# EXERCISE BRIEF
Extract and list every line that contains the word "重庆市垫江县人民医院".
= = = =
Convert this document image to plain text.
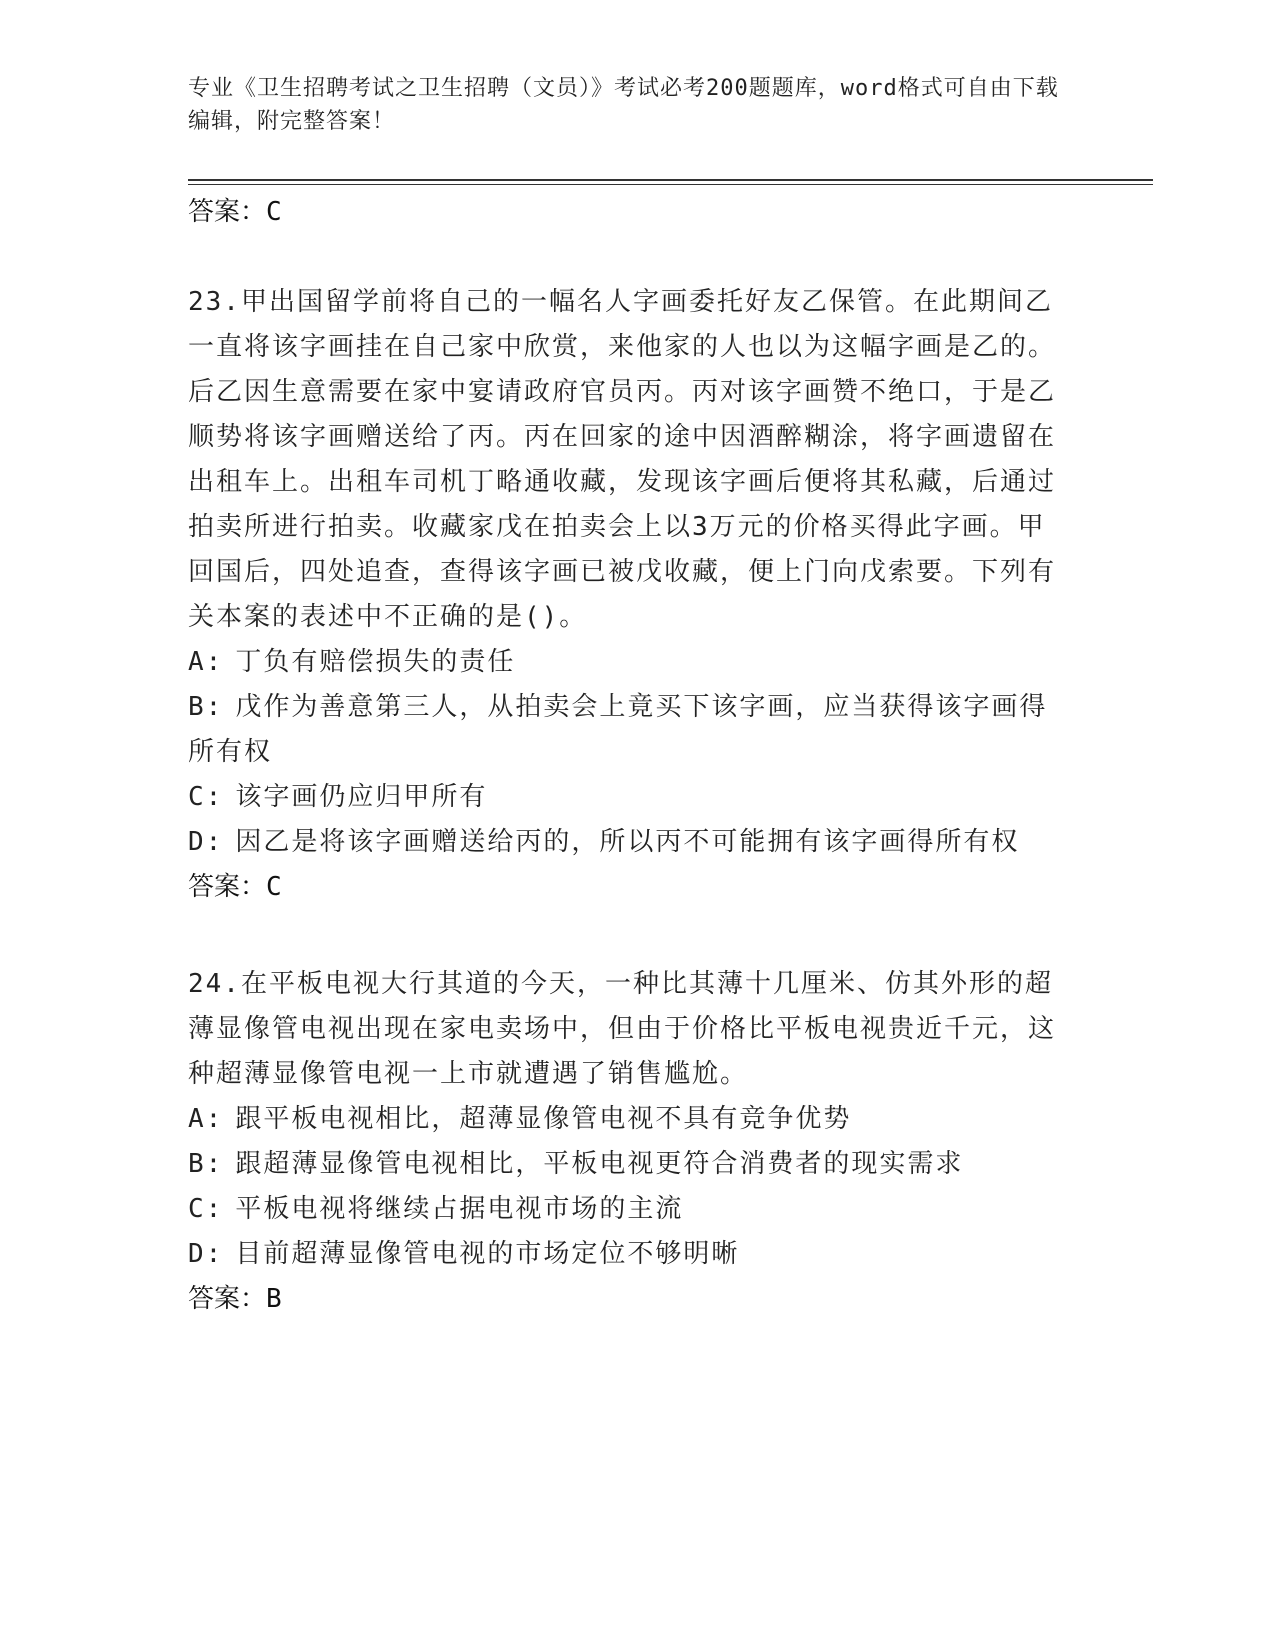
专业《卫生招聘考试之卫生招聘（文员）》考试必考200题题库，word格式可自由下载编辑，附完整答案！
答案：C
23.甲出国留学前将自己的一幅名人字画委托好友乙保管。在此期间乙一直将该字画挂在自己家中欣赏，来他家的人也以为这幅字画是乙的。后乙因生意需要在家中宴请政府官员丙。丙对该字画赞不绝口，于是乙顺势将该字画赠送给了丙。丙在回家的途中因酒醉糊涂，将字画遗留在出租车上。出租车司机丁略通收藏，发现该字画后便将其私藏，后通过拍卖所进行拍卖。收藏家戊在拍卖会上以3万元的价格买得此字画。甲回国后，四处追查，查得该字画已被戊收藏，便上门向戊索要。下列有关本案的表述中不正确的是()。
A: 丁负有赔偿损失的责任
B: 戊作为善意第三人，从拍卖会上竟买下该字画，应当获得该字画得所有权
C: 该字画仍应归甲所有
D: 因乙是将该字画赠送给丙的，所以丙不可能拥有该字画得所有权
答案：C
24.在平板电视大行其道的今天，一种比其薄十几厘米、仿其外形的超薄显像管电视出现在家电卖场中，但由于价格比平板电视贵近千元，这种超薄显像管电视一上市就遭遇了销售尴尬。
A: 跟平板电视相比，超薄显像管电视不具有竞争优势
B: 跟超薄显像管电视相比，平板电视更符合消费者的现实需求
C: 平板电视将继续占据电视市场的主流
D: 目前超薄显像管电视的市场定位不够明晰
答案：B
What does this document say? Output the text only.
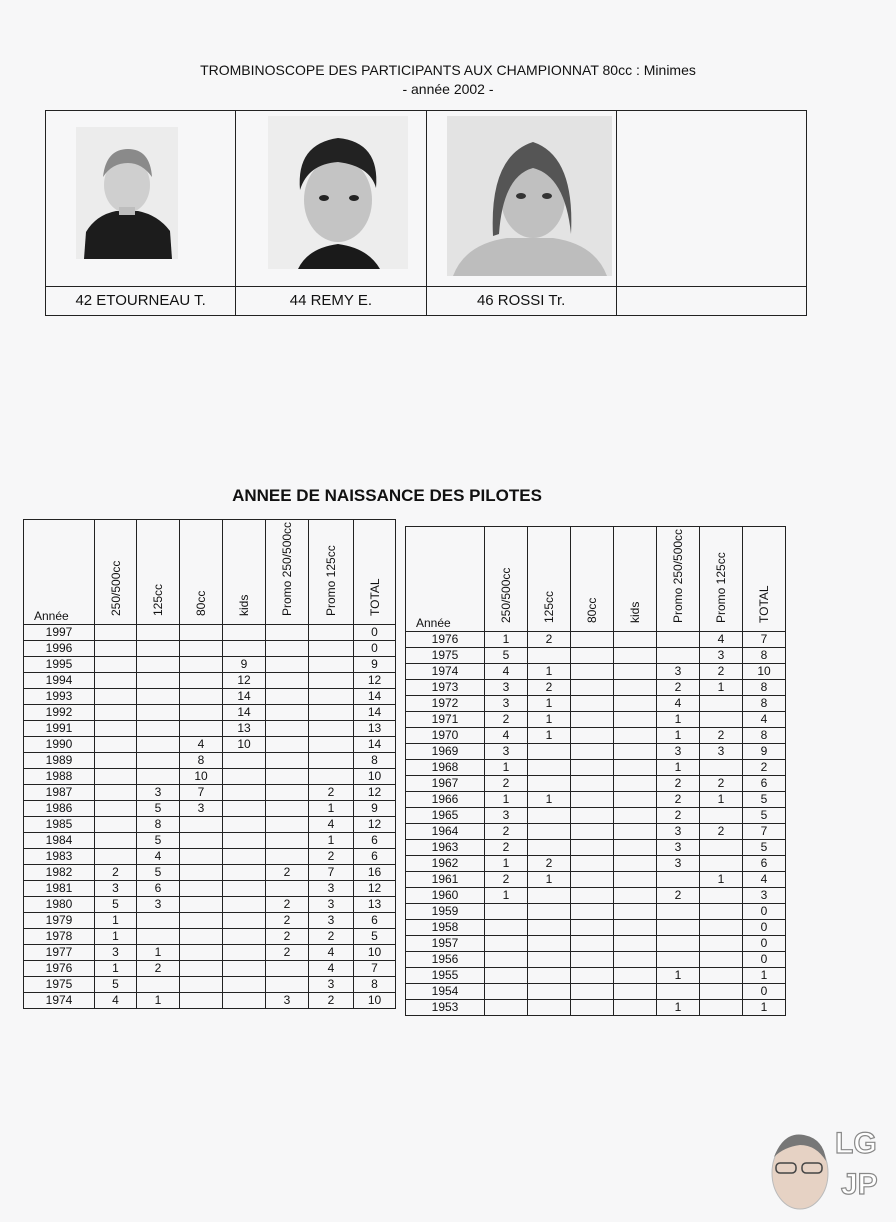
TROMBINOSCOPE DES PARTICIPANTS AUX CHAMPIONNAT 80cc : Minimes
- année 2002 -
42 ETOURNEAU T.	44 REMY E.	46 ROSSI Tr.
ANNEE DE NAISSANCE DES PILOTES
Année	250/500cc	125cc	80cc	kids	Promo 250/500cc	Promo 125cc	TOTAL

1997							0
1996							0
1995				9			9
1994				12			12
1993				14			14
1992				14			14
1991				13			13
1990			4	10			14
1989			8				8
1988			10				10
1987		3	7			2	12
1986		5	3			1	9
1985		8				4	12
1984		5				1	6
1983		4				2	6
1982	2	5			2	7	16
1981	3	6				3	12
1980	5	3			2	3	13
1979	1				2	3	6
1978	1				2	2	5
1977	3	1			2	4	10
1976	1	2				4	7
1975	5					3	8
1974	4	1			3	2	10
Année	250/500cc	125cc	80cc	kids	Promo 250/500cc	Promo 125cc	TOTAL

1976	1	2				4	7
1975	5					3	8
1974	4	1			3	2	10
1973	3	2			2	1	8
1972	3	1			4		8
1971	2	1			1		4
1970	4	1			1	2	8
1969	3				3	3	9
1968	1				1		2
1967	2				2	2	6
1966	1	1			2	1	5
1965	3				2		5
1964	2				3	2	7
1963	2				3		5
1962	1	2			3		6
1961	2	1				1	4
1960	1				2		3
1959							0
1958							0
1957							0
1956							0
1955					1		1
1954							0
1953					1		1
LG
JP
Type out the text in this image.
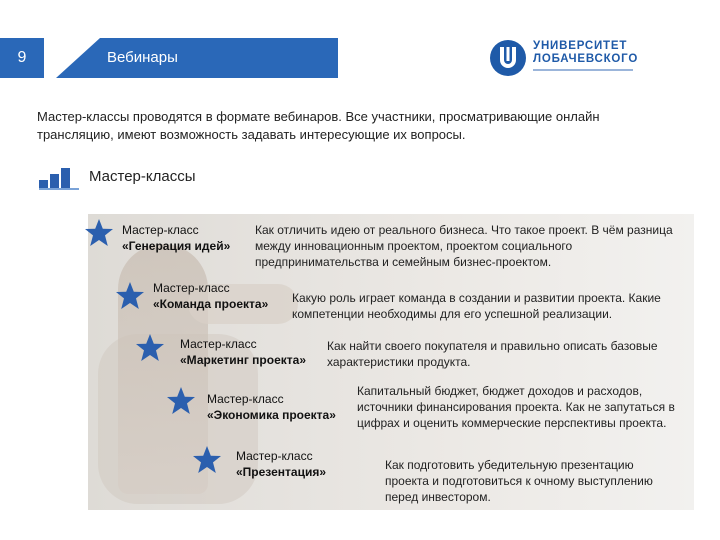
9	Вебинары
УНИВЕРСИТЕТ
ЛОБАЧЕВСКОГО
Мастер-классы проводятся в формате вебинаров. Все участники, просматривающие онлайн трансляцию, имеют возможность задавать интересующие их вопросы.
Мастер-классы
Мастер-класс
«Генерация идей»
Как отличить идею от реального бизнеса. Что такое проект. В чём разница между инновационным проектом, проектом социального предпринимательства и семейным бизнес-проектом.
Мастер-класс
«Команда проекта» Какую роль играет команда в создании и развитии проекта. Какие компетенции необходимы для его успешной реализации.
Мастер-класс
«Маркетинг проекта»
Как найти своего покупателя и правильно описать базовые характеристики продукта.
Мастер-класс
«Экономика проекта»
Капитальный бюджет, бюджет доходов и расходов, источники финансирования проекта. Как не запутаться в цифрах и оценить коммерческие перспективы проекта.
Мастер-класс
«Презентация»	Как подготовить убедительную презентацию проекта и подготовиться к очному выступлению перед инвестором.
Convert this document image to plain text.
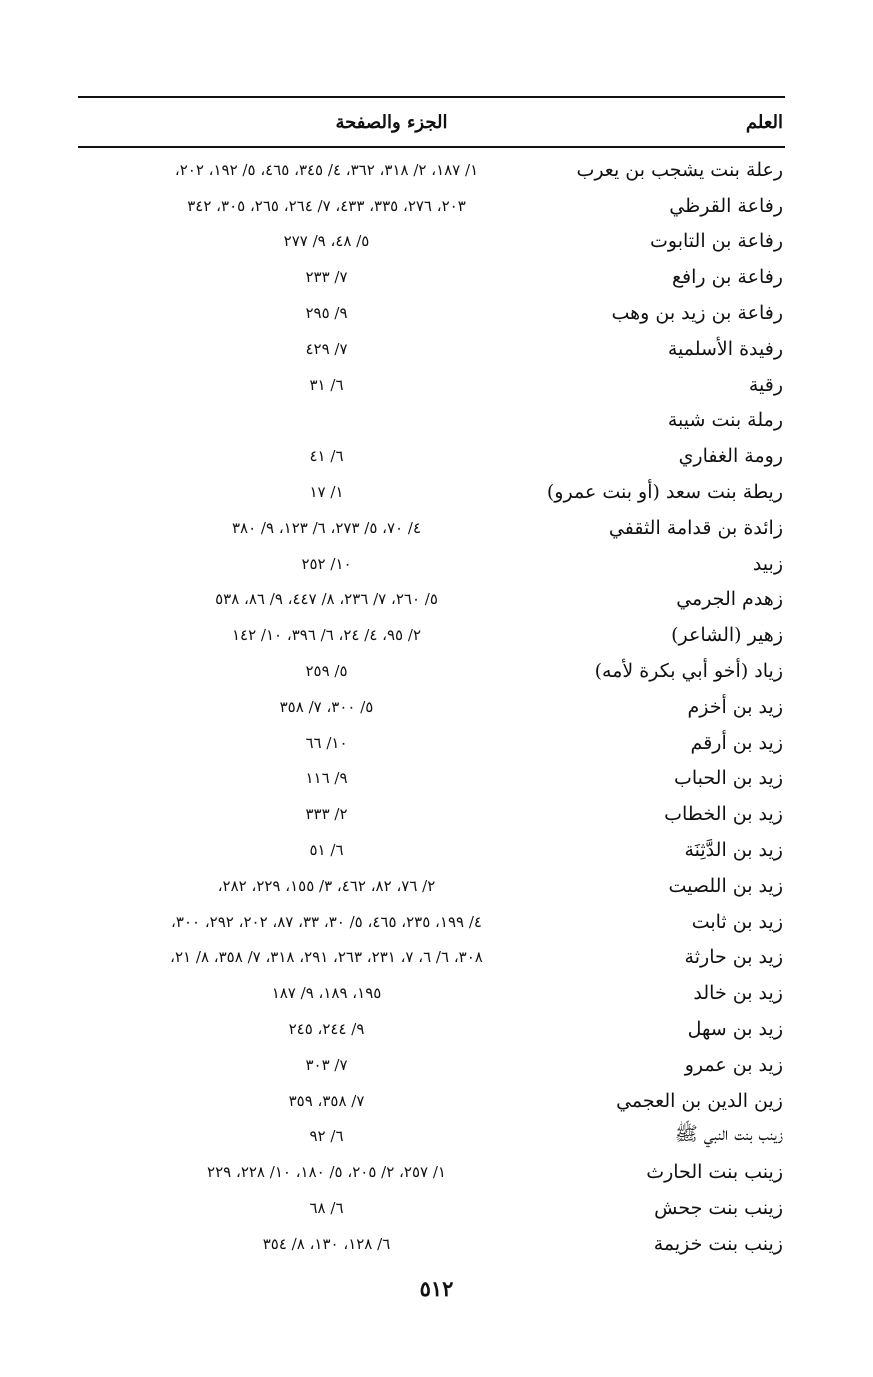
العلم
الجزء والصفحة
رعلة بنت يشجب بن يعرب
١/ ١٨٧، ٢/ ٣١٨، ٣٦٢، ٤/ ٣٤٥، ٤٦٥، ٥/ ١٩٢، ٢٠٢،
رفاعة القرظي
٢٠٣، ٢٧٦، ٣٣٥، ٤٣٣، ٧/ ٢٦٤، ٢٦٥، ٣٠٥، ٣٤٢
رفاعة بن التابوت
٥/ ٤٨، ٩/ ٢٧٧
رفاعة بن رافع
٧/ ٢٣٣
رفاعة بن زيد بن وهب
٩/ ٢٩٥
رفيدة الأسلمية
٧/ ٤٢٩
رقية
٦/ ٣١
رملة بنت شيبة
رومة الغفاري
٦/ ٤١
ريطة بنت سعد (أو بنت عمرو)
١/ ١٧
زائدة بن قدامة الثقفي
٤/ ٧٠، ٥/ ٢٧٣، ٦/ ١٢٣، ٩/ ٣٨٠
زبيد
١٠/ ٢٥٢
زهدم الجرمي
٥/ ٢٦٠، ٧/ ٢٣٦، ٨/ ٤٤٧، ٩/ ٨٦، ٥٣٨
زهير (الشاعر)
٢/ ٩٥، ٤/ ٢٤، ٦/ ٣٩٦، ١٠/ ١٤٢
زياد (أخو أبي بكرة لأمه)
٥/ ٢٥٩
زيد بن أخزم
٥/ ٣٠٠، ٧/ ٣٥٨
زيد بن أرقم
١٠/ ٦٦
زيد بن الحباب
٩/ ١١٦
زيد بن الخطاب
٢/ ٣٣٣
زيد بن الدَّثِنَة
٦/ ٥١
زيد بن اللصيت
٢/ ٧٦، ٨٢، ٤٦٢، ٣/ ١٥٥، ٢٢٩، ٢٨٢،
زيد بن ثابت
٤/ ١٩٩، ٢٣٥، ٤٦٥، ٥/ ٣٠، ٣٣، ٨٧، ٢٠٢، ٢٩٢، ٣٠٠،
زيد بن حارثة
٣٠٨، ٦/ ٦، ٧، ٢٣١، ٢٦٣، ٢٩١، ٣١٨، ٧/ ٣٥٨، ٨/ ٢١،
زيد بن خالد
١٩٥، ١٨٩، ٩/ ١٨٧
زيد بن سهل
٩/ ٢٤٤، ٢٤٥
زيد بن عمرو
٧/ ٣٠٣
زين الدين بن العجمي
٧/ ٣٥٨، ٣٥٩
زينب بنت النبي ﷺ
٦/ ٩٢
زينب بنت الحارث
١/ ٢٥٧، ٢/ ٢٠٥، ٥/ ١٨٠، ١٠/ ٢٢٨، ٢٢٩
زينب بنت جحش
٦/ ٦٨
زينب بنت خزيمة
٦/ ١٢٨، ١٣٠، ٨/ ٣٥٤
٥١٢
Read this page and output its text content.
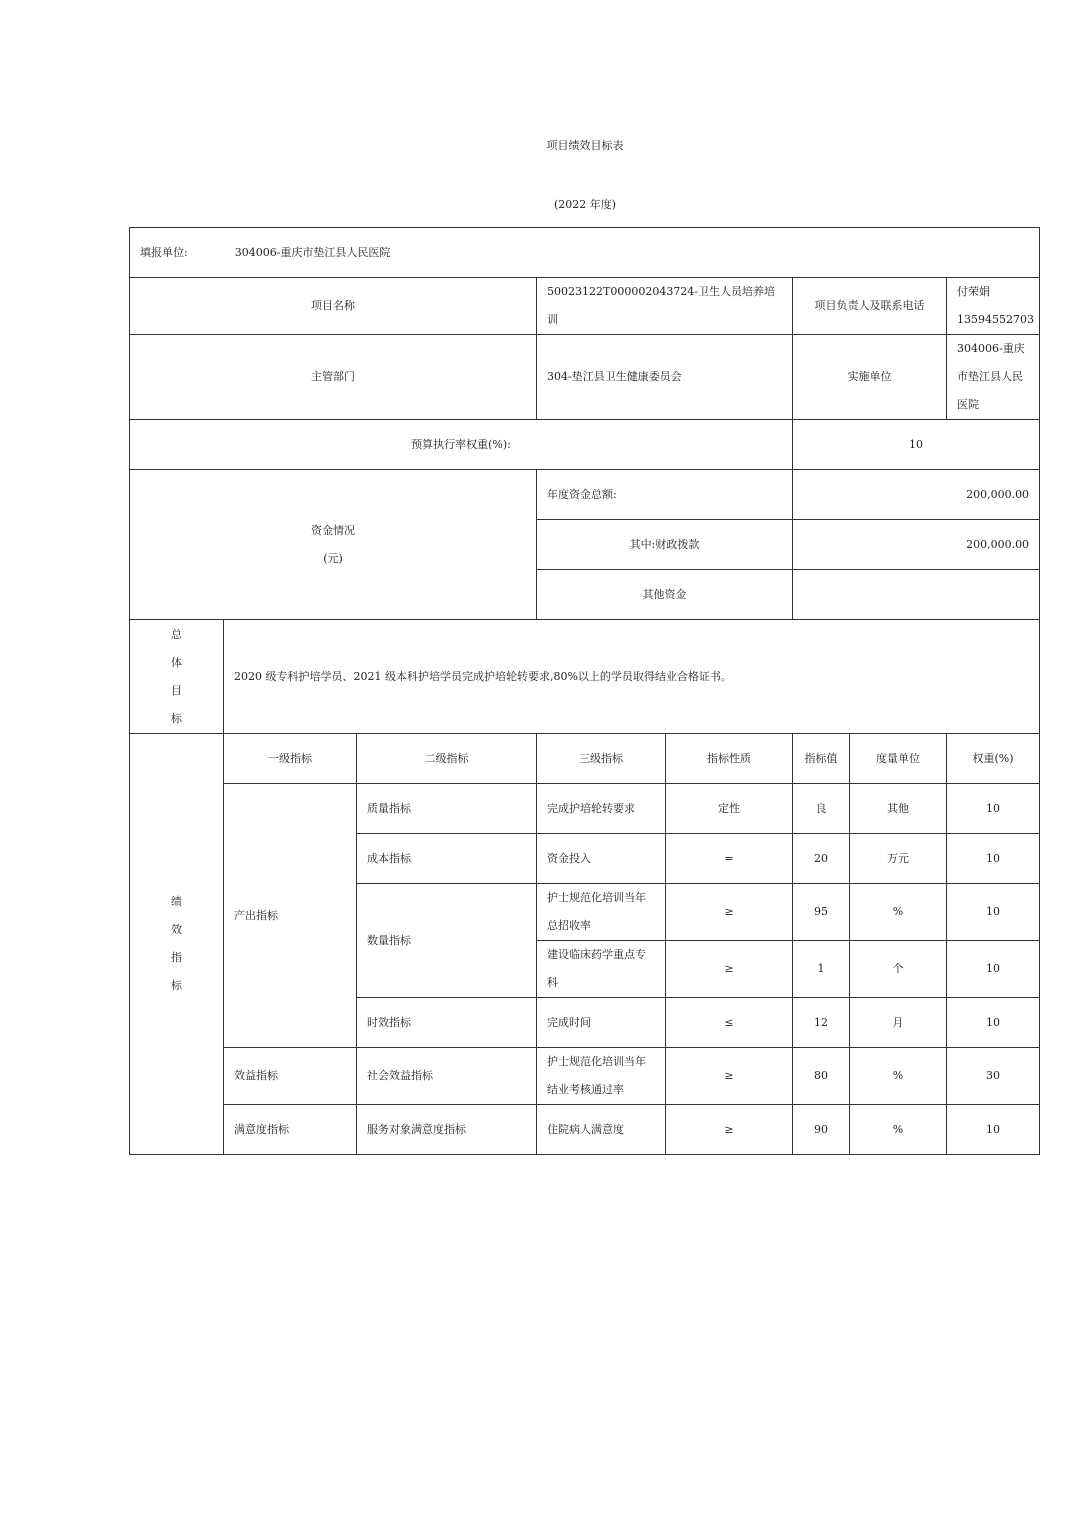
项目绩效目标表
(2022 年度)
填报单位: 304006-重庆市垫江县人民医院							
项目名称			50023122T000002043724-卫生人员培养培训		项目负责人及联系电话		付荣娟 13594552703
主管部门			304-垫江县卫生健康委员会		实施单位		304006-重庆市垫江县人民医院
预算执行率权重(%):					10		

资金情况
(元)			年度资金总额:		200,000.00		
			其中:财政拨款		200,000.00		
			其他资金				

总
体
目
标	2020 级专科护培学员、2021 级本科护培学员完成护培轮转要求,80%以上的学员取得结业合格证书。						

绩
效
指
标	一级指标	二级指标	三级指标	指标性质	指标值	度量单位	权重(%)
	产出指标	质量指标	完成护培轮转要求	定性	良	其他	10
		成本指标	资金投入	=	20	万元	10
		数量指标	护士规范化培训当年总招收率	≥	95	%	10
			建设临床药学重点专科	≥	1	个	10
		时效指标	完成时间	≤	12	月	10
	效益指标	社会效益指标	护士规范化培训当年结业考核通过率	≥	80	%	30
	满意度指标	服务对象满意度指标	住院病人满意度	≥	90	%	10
= = = =
# PROBLEM SOLUTION
填报单位: 304006-重庆市垫江县人民医院							
主管部门			304-垫江县卫生健康委员会		实施单位		304006-重庆市垫江县人民医院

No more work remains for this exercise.